Locate all lines in the data below that hold "fontsize" and show them.

■ Data:
########

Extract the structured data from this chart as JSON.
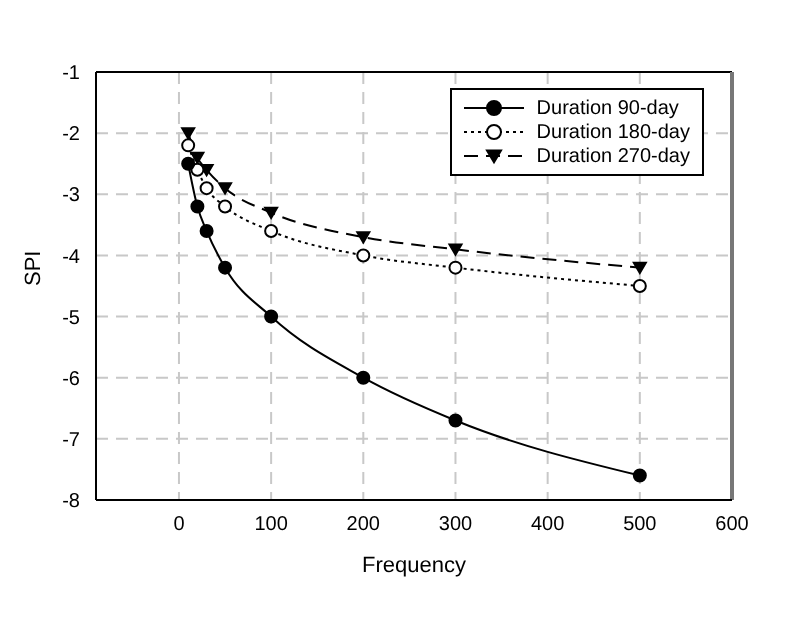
{
  "chart_data": {
    "type": "line",
    "xlabel": "Frequency",
    "ylabel": "SPI",
    "x": [
      10,
      20,
      30,
      50,
      100,
      200,
      300,
      500
    ],
    "series": [
      {
        "name": "Duration 90-day",
        "color": "#000000",
        "values": [
          -2.5,
          -3.2,
          -3.6,
          -4.2,
          -5,
          -6,
          -6.7,
          -7.6
        ],
        "marker": "circle",
        "line_style": "solid"
      },
      {
        "name": "Duration 180-day",
        "color": "#000000",
        "values": [
          -2.2,
          -2.6,
          -2.9,
          -3.2,
          -3.6,
          -4.0,
          -4.2,
          -4.5
        ],
        "marker": "circle-open",
        "line_style": "dotted"
      },
      {
        "name": "Duration 270-day",
        "color": "#000000",
        "values": [
          -2.0,
          -2.4,
          -2.6,
          -2.9,
          -3.3,
          -3.7,
          -3.9,
          -4.2
        ],
        "marker": "triangle",
        "line_style": "dashed"
      }
    ],
    "xlim": [
      -90,
      600
    ],
    "xticks": [
      0,
      100,
      200,
      300,
      400,
      500,
      600
    ],
    "ylim": [
      -8,
      -1
    ],
    "yticks": [
      -8,
      -7,
      -6,
      -5,
      -4,
      -3,
      -2,
      -1
    ],
    "grid": true,
    "legend": "top right"
  }
}
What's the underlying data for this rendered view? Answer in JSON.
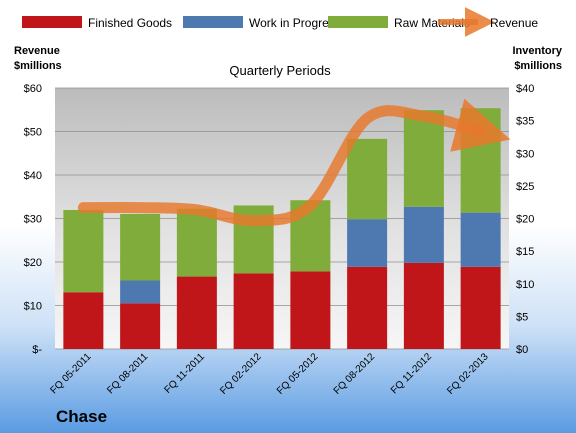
{
  "chart_data": {
    "type": "bar",
    "stacked": true,
    "title": "Quarterly Periods",
    "company": "Chase",
    "categories": [
      "FQ 05-2011",
      "FQ 08-2011",
      "FQ 11-2011",
      "FQ 02-2012",
      "FQ 05-2012",
      "FQ 08-2012",
      "FQ 11-2012",
      "FQ 02-2013"
    ],
    "left_axis": {
      "label_line1": "Revenue",
      "label_line2": "$millions",
      "range": [
        0,
        60
      ],
      "ticks": [
        0,
        10,
        20,
        30,
        40,
        50,
        60
      ],
      "tick_labels": [
        "$-",
        "$10",
        "$20",
        "$30",
        "$40",
        "$50",
        "$60"
      ]
    },
    "right_axis": {
      "label_line1": "Inventory",
      "label_line2": "$millions",
      "range": [
        0,
        40
      ],
      "ticks": [
        0,
        5,
        10,
        15,
        20,
        25,
        30,
        35,
        40
      ],
      "tick_labels": [
        "$0",
        "$5",
        "$10",
        "$15",
        "$20",
        "$25",
        "$30",
        "$35",
        "$40"
      ]
    },
    "series": [
      {
        "name": "Finished Goods",
        "axis": "right",
        "color": "#c0161a",
        "values": [
          8.7,
          7.0,
          11.1,
          11.6,
          11.9,
          12.6,
          13.2,
          12.6
        ]
      },
      {
        "name": "Work in Progress",
        "axis": "right",
        "color": "#4e78b0",
        "values": [
          0,
          3.5,
          0,
          0,
          0,
          7.3,
          8.6,
          8.3
        ]
      },
      {
        "name": "Raw Materials",
        "axis": "right",
        "color": "#7fac3a",
        "values": [
          12.6,
          10.2,
          10.4,
          10.4,
          10.9,
          12.3,
          14.8,
          16.0
        ]
      },
      {
        "name": "Revenue",
        "axis": "left",
        "type": "line",
        "color": "#e8782b",
        "values": [
          32.5,
          32.5,
          32,
          29.5,
          33,
          53,
          53.5,
          50
        ]
      }
    ],
    "grid": true,
    "legend_position": "top"
  }
}
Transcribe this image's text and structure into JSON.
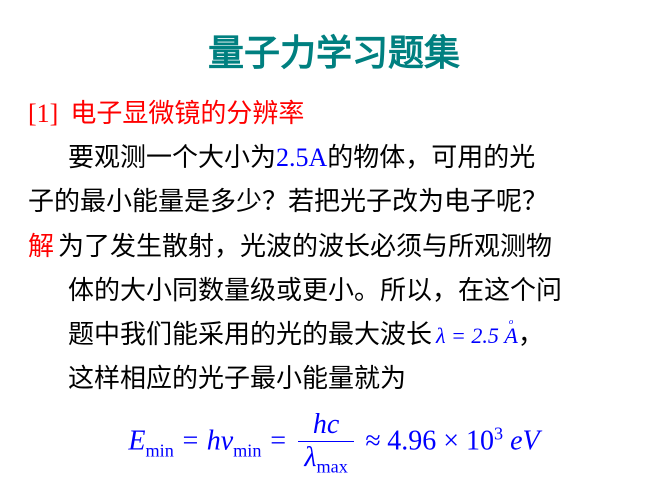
{
  "title": {
    "text": "量子力学习题集",
    "color": "#008080",
    "fontsize": 36,
    "weight": "bold"
  },
  "problem": {
    "label": "[1]",
    "label_color": "#ff0000",
    "heading": "电子显微镜的分辨率",
    "heading_color": "#ff0000",
    "body_prefix": "要观测一个大小为",
    "value": "2.5A",
    "value_color": "#0000ff",
    "body_suffix": "的物体，可用的光",
    "body_line2": "子的最小能量是多少？若把光子改为电子呢？",
    "body_color": "#000000",
    "fontsize": 26
  },
  "solution": {
    "label": "解",
    "label_color": "#ff0000",
    "line1a": "为了发生散射，光波的波长必须与所观测物",
    "line1b": "体的大小同数量级或更小。所以，在这个问",
    "line1c_pre": "题中我们能采用的光的最大波长",
    "lambda_eq": "λ = 2.5 A",
    "lambda_eq_color": "#0000ff",
    "line1c_post": "，",
    "line1d": "这样相应的光子最小能量就为",
    "body_color": "#000000",
    "fontsize": 26
  },
  "formula": {
    "color": "#0000ff",
    "fontsize": 28,
    "E": "E",
    "min": "min",
    "eq": " = ",
    "h": "h",
    "nu": "ν",
    "hc": "hc",
    "lambda": "λ",
    "max": "max",
    "approx": " ≈ ",
    "value": "4.96",
    "times": "×",
    "exp_base": "10",
    "exp": "3",
    "unit": "eV"
  }
}
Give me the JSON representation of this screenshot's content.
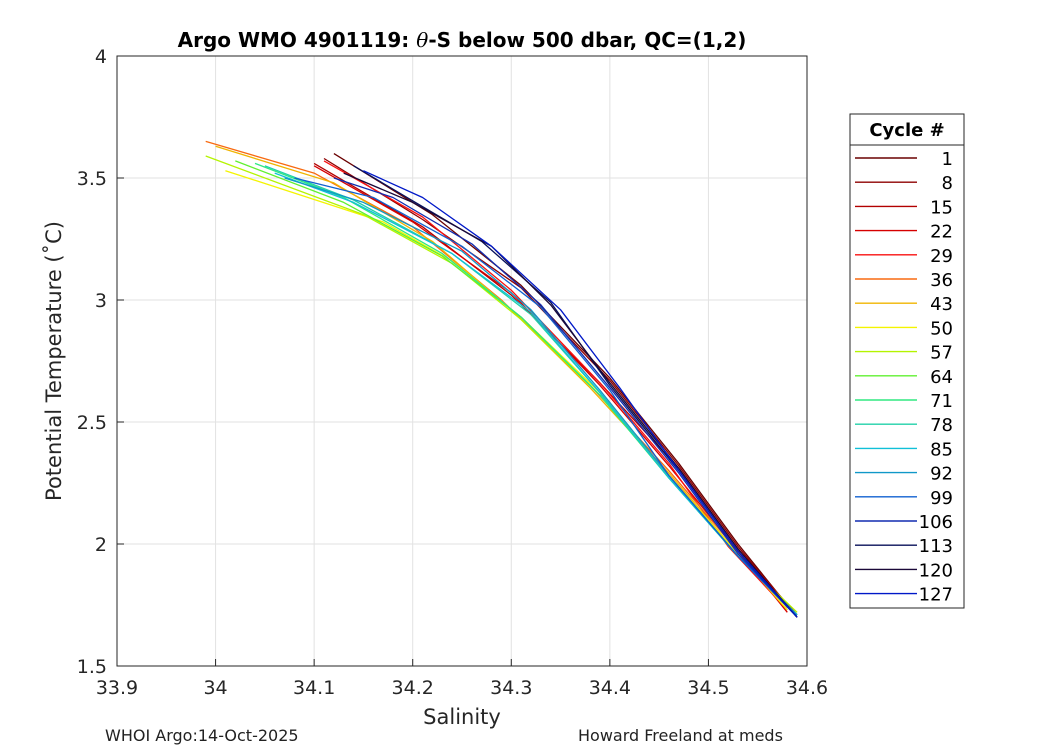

########

■ Solution to this exercise:
    "fontsize": 36,
    "fontsize": 26
    "fontsize": 26
    "fontsize": 28,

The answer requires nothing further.